* YOUR TASK
Report only the number of lines in this material that include the string "name".

* DATA FOR THIS TASK

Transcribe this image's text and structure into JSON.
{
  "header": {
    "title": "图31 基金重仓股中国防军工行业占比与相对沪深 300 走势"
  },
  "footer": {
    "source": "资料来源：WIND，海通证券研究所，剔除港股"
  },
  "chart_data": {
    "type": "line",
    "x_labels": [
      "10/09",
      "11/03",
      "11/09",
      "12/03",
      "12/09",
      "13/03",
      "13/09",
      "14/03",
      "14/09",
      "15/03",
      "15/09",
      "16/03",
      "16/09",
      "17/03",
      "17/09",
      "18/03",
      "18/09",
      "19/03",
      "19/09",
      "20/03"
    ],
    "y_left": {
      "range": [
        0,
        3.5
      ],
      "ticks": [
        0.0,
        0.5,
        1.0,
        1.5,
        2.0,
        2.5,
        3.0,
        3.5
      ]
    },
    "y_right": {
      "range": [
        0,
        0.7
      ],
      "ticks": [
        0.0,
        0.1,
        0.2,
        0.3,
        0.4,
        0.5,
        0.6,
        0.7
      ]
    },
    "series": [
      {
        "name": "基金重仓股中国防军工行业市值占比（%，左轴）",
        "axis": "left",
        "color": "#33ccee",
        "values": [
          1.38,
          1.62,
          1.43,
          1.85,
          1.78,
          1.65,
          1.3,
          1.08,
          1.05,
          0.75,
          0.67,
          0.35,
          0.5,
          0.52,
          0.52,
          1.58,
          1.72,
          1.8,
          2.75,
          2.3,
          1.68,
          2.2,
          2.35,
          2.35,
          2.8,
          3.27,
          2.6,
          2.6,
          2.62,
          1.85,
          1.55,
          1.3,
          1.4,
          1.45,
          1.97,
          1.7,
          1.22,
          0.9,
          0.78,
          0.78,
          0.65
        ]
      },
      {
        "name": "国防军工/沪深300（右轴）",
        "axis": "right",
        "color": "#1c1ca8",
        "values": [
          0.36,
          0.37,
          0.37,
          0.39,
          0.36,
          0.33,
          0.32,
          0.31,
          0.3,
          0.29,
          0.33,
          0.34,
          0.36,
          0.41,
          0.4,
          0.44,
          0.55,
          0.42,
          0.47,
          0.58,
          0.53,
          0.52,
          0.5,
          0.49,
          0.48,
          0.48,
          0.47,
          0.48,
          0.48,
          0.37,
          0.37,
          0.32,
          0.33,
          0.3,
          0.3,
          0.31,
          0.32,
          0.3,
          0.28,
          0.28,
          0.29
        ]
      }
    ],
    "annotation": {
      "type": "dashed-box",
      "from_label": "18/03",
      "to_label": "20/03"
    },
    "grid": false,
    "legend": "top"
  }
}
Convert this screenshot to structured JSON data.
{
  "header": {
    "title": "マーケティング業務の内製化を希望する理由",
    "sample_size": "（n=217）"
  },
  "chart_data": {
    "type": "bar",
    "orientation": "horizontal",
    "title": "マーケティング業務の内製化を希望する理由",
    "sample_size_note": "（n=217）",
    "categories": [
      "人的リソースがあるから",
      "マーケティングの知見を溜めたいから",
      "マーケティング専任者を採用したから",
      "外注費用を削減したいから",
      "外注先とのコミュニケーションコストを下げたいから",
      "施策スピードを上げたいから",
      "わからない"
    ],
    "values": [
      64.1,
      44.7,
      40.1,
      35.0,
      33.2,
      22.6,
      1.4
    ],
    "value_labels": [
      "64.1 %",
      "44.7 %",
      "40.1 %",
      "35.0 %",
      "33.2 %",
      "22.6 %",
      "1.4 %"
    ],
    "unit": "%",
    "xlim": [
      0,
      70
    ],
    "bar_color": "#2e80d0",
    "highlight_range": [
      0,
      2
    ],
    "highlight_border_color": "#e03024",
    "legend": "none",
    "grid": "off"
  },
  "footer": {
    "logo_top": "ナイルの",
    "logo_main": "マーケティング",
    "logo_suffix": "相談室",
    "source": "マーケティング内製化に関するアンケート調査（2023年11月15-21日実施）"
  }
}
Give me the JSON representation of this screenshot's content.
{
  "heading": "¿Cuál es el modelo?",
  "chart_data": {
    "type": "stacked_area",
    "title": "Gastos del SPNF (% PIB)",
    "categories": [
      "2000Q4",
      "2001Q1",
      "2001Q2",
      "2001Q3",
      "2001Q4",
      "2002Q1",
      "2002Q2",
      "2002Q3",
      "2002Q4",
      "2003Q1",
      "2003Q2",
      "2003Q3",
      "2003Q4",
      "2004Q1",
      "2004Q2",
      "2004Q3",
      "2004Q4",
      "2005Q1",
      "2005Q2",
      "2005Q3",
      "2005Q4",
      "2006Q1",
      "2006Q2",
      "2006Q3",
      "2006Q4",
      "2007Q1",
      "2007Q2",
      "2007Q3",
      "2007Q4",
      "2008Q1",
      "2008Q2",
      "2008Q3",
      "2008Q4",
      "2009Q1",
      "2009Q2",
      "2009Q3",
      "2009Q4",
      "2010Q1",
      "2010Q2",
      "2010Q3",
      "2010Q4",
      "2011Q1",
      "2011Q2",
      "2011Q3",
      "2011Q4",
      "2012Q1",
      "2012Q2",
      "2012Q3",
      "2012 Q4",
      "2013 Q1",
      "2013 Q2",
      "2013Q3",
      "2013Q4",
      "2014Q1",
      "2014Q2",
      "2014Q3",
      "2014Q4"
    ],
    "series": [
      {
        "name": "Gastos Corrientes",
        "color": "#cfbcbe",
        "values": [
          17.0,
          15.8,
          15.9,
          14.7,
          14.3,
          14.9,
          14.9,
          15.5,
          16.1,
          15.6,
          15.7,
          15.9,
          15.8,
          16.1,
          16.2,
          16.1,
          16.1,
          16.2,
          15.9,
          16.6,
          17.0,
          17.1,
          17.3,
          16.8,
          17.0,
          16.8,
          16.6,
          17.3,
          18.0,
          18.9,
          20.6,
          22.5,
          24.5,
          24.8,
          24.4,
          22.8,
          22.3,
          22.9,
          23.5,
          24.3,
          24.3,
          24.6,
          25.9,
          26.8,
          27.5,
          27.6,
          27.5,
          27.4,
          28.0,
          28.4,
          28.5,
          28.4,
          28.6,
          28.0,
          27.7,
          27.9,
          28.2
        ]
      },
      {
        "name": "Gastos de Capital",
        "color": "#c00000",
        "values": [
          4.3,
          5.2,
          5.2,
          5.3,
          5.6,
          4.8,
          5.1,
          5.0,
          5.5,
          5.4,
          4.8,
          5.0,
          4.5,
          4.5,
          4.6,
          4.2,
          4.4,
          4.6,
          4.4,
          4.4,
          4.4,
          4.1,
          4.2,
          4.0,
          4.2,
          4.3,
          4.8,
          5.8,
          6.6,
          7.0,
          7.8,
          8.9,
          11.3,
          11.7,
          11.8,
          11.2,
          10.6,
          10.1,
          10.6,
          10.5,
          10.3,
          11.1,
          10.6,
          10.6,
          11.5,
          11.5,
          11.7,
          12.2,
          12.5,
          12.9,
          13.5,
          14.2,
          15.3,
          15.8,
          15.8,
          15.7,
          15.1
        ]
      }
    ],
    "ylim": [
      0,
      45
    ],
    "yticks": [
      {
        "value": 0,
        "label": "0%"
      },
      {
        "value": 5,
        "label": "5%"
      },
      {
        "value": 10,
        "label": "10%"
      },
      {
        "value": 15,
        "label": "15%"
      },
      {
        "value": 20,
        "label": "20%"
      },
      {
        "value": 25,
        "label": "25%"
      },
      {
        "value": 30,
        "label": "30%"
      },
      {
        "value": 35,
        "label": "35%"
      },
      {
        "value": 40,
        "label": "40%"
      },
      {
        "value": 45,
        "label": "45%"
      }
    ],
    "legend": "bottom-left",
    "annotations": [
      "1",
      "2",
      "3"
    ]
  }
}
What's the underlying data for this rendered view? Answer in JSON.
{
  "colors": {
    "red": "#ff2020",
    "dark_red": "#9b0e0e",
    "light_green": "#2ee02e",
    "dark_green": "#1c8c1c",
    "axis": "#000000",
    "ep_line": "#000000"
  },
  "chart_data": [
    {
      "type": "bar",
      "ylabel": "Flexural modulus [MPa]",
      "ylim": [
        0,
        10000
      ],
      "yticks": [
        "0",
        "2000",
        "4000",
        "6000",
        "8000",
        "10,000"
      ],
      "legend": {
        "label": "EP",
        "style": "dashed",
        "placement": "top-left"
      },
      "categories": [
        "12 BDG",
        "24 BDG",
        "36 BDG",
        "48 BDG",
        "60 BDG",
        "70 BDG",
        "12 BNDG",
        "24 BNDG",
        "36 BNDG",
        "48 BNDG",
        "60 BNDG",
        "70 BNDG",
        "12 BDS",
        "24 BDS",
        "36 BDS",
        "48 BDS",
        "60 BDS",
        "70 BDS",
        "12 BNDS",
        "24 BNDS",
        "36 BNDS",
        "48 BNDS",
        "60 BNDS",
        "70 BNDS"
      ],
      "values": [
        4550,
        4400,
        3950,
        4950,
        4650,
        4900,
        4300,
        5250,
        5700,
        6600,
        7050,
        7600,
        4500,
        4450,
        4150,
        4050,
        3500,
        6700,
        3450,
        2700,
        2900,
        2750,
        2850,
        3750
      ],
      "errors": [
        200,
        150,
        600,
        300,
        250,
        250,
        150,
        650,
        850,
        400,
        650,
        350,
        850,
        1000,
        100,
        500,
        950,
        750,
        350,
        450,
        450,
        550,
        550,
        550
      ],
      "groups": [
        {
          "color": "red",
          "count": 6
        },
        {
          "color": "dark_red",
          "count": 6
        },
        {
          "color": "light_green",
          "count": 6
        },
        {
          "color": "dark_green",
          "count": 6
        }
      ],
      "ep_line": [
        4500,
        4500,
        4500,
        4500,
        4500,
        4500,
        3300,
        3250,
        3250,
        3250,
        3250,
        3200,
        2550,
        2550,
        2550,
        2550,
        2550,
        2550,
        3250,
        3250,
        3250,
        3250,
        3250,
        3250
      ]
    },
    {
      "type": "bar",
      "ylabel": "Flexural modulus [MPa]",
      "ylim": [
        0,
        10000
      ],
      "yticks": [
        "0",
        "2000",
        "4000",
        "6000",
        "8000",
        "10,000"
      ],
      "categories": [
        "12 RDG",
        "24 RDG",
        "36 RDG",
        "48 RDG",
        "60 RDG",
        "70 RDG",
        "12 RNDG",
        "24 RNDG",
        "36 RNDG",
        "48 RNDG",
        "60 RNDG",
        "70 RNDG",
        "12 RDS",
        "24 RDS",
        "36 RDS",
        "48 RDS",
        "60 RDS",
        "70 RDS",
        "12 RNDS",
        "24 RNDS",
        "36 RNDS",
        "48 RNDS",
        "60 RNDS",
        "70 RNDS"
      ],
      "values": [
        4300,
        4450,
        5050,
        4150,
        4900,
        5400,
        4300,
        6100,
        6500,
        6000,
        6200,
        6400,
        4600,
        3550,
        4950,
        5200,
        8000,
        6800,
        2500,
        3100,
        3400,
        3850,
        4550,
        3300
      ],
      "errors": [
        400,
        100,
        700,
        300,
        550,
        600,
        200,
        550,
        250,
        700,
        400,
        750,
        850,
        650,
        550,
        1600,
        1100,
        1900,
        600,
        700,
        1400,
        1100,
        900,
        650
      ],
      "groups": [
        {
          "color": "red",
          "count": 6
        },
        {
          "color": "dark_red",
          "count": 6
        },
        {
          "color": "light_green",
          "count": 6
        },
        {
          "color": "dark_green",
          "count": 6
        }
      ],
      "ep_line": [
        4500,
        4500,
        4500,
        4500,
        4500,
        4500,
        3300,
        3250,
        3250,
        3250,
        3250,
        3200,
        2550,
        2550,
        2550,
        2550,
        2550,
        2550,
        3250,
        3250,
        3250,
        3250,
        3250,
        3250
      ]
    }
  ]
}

* RESPONSE
4